* **What you have to do**
Each line that follows should be printed again exactly as it stands.

-- Begin --

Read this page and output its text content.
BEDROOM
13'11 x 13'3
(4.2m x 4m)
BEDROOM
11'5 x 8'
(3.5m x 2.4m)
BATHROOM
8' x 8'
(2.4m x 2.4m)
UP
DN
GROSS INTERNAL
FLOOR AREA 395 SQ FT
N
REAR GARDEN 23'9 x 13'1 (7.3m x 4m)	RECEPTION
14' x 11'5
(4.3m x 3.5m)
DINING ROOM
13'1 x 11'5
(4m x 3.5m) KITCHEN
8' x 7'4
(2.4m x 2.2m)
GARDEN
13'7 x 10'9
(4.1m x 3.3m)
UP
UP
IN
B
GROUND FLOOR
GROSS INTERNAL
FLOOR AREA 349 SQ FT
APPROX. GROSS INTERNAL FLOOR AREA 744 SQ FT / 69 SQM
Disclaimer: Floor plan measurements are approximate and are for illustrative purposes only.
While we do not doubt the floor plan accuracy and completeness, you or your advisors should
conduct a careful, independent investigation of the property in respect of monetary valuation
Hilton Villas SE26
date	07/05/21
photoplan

-- End --

* **Written reply**
Read this page and output its text content.
BEDROOM
13'11 x 13'3
(4.2m x 4m)
BEDROOM
11'5 x 8'
(3.5m x 2.4m)
BATHROOM
8' x 8'
(2.4m x 2.4m)
UP
DN
GROSS INTERNAL
FLOOR AREA 395 SQ FT
N
REAR GARDEN 23'9 x 13'1 (7.3m x 4m)	RECEPTION
14' x 11'5
(4.3m x 3.5m)
DINING ROOM
13'1 x 11'5
(4m x 3.5m) KITCHEN
8' x 7'4
(2.4m x 2.2m)
GARDEN
13'7 x 10'9
(4.1m x 3.3m)
UP
UP
IN
B
GROUND FLOOR
GROSS INTERNAL
FLOOR AREA 349 SQ FT
APPROX. GROSS INTERNAL FLOOR AREA 744 SQ FT / 69 SQM
Disclaimer: Floor plan measurements are approximate and are for illustrative purposes only.
While we do not doubt the floor plan accuracy and completeness, you or your advisors should
conduct a careful, independent investigation of the property in respect of monetary valuation
Hilton Villas SE26
date	07/05/21
photoplan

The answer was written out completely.